Stored rows:
+ + +

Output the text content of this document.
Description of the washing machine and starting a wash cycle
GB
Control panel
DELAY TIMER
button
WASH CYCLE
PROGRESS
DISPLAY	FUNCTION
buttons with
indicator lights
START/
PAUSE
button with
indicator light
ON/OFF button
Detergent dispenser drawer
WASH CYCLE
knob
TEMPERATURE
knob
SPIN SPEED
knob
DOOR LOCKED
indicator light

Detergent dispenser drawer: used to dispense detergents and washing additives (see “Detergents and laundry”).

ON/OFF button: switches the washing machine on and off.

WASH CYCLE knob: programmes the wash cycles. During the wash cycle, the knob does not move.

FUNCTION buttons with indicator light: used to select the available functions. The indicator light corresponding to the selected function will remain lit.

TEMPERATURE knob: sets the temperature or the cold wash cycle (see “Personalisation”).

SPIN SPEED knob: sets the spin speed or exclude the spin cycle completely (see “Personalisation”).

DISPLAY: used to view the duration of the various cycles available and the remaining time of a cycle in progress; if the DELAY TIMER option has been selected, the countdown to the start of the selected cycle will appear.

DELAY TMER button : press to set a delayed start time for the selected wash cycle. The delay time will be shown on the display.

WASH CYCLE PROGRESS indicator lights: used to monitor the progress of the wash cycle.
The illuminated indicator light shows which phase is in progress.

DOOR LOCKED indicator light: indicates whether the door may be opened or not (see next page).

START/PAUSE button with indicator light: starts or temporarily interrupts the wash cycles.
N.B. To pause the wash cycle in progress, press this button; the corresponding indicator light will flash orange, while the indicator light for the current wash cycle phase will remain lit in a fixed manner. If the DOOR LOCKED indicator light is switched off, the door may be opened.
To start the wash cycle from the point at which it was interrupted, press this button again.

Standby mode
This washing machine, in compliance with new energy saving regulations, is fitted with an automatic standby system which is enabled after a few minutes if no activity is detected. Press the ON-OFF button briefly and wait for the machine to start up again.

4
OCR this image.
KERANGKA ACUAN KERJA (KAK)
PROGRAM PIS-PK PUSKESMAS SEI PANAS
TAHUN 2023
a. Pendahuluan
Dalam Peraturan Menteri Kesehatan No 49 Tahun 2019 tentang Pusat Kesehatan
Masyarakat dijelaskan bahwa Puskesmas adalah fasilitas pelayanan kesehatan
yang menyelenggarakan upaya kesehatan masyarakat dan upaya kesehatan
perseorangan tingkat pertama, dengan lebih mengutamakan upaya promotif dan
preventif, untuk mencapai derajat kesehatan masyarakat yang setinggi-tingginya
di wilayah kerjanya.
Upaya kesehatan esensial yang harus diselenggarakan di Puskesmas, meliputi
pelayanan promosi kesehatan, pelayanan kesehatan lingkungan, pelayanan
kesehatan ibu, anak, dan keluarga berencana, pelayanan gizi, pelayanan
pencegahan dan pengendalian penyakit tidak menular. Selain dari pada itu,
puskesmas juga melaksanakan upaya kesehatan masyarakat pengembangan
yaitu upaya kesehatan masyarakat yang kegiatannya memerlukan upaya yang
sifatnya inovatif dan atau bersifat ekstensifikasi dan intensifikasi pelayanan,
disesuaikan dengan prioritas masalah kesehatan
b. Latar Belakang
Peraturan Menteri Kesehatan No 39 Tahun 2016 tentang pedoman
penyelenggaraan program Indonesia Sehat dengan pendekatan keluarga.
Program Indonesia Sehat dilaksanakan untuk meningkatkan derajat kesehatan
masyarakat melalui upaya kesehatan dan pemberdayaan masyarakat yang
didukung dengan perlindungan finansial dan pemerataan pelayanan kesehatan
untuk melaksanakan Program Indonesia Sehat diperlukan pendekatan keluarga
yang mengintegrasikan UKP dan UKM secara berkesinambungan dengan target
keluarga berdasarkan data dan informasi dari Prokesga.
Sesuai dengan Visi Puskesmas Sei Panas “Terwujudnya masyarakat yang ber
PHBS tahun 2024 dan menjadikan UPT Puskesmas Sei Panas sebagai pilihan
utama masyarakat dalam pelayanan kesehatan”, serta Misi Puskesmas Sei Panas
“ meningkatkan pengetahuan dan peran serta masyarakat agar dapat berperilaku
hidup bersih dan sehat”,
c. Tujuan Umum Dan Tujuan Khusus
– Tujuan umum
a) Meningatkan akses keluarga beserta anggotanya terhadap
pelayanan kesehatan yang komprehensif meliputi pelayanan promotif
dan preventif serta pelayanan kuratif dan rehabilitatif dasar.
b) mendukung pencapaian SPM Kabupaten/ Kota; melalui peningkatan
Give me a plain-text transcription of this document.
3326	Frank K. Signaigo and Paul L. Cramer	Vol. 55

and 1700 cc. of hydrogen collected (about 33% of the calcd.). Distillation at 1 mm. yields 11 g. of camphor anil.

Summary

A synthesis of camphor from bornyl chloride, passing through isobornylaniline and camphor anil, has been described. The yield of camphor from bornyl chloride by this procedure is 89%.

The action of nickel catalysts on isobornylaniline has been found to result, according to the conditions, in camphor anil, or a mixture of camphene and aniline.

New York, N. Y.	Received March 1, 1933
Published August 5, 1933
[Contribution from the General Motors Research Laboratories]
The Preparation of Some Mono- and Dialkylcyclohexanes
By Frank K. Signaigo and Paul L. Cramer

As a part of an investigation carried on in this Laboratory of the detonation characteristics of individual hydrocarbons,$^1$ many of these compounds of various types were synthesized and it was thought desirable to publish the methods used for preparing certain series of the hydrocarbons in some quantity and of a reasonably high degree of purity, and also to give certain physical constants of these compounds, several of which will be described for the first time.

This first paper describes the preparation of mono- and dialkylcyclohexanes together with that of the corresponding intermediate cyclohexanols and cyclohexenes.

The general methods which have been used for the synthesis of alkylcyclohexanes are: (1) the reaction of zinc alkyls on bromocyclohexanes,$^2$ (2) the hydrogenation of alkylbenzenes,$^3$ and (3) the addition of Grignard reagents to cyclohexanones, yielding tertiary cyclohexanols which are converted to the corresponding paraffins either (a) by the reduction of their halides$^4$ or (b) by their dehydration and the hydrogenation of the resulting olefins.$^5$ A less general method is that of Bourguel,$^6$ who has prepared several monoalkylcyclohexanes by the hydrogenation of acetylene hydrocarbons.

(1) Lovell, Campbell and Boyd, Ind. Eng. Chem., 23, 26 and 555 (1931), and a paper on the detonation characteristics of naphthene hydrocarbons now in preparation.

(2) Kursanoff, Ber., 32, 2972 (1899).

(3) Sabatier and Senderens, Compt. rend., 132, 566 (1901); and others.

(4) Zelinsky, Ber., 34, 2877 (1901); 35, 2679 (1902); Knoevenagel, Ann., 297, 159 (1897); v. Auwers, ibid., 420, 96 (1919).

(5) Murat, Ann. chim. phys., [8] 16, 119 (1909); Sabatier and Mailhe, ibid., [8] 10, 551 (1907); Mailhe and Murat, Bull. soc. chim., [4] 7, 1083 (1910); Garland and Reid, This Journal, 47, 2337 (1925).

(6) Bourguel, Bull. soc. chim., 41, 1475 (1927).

+ + +

What you will do: All of the records must be retyped exactly as they are.

Task answer:
Output the text content of this document.
Description of the washing machine and starting a wash cycle
GB
Control panel
DELAY TIMER
button
WASH CYCLE
PROGRESS
DISPLAY	FUNCTION
buttons with
indicator lights
START/
PAUSE
button with
indicator light
ON/OFF button
Detergent dispenser drawer
WASH CYCLE
knob
TEMPERATURE
knob
SPIN SPEED
knob
DOOR LOCKED
indicator light

Detergent dispenser drawer: used to dispense detergents and washing additives (see “Detergents and laundry”).

ON/OFF button: switches the washing machine on and off.

WASH CYCLE knob: programmes the wash cycles. During the wash cycle, the knob does not move.

FUNCTION buttons with indicator light: used to select the available functions. The indicator light corresponding to the selected function will remain lit.

TEMPERATURE knob: sets the temperature or the cold wash cycle (see “Personalisation”).

SPIN SPEED knob: sets the spin speed or exclude the spin cycle completely (see “Personalisation”).

DISPLAY: used to view the duration of the various cycles available and the remaining time of a cycle in progress; if the DELAY TIMER option has been selected, the countdown to the start of the selected cycle will appear.

DELAY TMER button : press to set a delayed start time for the selected wash cycle. The delay time will be shown on the display.

WASH CYCLE PROGRESS indicator lights: used to monitor the progress of the wash cycle.
The illuminated indicator light shows which phase is in progress.

DOOR LOCKED indicator light: indicates whether the door may be opened or not (see next page).

START/PAUSE button with indicator light: starts or temporarily interrupts the wash cycles.
N.B. To pause the wash cycle in progress, press this button; the corresponding indicator light will flash orange, while the indicator light for the current wash cycle phase will remain lit in a fixed manner. If the DOOR LOCKED indicator light is switched off, the door may be opened.
To start the wash cycle from the point at which it was interrupted, press this button again.

Standby mode
This washing machine, in compliance with new energy saving regulations, is fitted with an automatic standby system which is enabled after a few minutes if no activity is detected. Press the ON-OFF button briefly and wait for the machine to start up again.

4
OCR this image.
KERANGKA ACUAN KERJA (KAK)
PROGRAM PIS-PK PUSKESMAS SEI PANAS
TAHUN 2023
a. Pendahuluan
Dalam Peraturan Menteri Kesehatan No 49 Tahun 2019 tentang Pusat Kesehatan
Masyarakat dijelaskan bahwa Puskesmas adalah fasilitas pelayanan kesehatan
yang menyelenggarakan upaya kesehatan masyarakat dan upaya kesehatan
perseorangan tingkat pertama, dengan lebih mengutamakan upaya promotif dan
preventif, untuk mencapai derajat kesehatan masyarakat yang setinggi-tingginya
di wilayah kerjanya.
Upaya kesehatan esensial yang harus diselenggarakan di Puskesmas, meliputi
pelayanan promosi kesehatan, pelayanan kesehatan lingkungan, pelayanan
kesehatan ibu, anak, dan keluarga berencana, pelayanan gizi, pelayanan
pencegahan dan pengendalian penyakit tidak menular. Selain dari pada itu,
puskesmas juga melaksanakan upaya kesehatan masyarakat pengembangan
yaitu upaya kesehatan masyarakat yang kegiatannya memerlukan upaya yang
sifatnya inovatif dan atau bersifat ekstensifikasi dan intensifikasi pelayanan,
disesuaikan dengan prioritas masalah kesehatan
b. Latar Belakang
Peraturan Menteri Kesehatan No 39 Tahun 2016 tentang pedoman
penyelenggaraan program Indonesia Sehat dengan pendekatan keluarga.
Program Indonesia Sehat dilaksanakan untuk meningkatkan derajat kesehatan
masyarakat melalui upaya kesehatan dan pemberdayaan masyarakat yang
didukung dengan perlindungan finansial dan pemerataan pelayanan kesehatan
untuk melaksanakan Program Indonesia Sehat diperlukan pendekatan keluarga
yang mengintegrasikan UKP dan UKM secara berkesinambungan dengan target
keluarga berdasarkan data dan informasi dari Prokesga.
Sesuai dengan Visi Puskesmas Sei Panas “Terwujudnya masyarakat yang ber
PHBS tahun 2024 dan menjadikan UPT Puskesmas Sei Panas sebagai pilihan
utama masyarakat dalam pelayanan kesehatan”, serta Misi Puskesmas Sei Panas
“ meningkatkan pengetahuan dan peran serta masyarakat agar dapat berperilaku
hidup bersih dan sehat”,
c. Tujuan Umum Dan Tujuan Khusus
– Tujuan umum
a) Meningatkan akses keluarga beserta anggotanya terhadap
pelayanan kesehatan yang komprehensif meliputi pelayanan promotif
dan preventif serta pelayanan kuratif dan rehabilitatif dasar.
b) mendukung pencapaian SPM Kabupaten/ Kota; melalui peningkatan
Give me a plain-text transcription of this document.
3326	Frank K. Signaigo and Paul L. Cramer	Vol. 55

and 1700 cc. of hydrogen collected (about 33% of the calcd.). Distillation at 1 mm. yields 11 g. of camphor anil.

Summary

A synthesis of camphor from bornyl chloride, passing through isobornylaniline and camphor anil, has been described. The yield of camphor from bornyl chloride by this procedure is 89%.

The action of nickel catalysts on isobornylaniline has been found to result, according to the conditions, in camphor anil, or a mixture of camphene and aniline.

New York, N. Y.	Received March 1, 1933
Published August 5, 1933
[Contribution from the General Motors Research Laboratories]
The Preparation of Some Mono- and Dialkylcyclohexanes
By Frank K. Signaigo and Paul L. Cramer

As a part of an investigation carried on in this Laboratory of the detonation characteristics of individual hydrocarbons,$^1$ many of these compounds of various types were synthesized and it was thought desirable to publish the methods used for preparing certain series of the hydrocarbons in some quantity and of a reasonably high degree of purity, and also to give certain physical constants of these compounds, several of which will be described for the first time.

This first paper describes the preparation of mono- and dialkylcyclohexanes together with that of the corresponding intermediate cyclohexanols and cyclohexenes.

The general methods which have been used for the synthesis of alkylcyclohexanes are: (1) the reaction of zinc alkyls on bromocyclohexanes,$^2$ (2) the hydrogenation of alkylbenzenes,$^3$ and (3) the addition of Grignard reagents to cyclohexanones, yielding tertiary cyclohexanols which are converted to the corresponding paraffins either (a) by the reduction of their halides$^4$ or (b) by their dehydration and the hydrogenation of the resulting olefins.$^5$ A less general method is that of Bourguel,$^6$ who has prepared several monoalkylcyclohexanes by the hydrogenation of acetylene hydrocarbons.

(1) Lovell, Campbell and Boyd, Ind. Eng. Chem., 23, 26 and 555 (1931), and a paper on the detonation characteristics of naphthene hydrocarbons now in preparation.

(2) Kursanoff, Ber., 32, 2972 (1899).

(3) Sabatier and Senderens, Compt. rend., 132, 566 (1901); and others.

(4) Zelinsky, Ber., 34, 2877 (1901); 35, 2679 (1902); Knoevenagel, Ann., 297, 159 (1897); v. Auwers, ibid., 420, 96 (1919).

(5) Murat, Ann. chim. phys., [8] 16, 119 (1909); Sabatier and Mailhe, ibid., [8] 10, 551 (1907); Mailhe and Murat, Bull. soc. chim., [4] 7, 1083 (1910); Garland and Reid, This Journal, 47, 2337 (1925).

(6) Bourguel, Bull. soc. chim., 41, 1475 (1927).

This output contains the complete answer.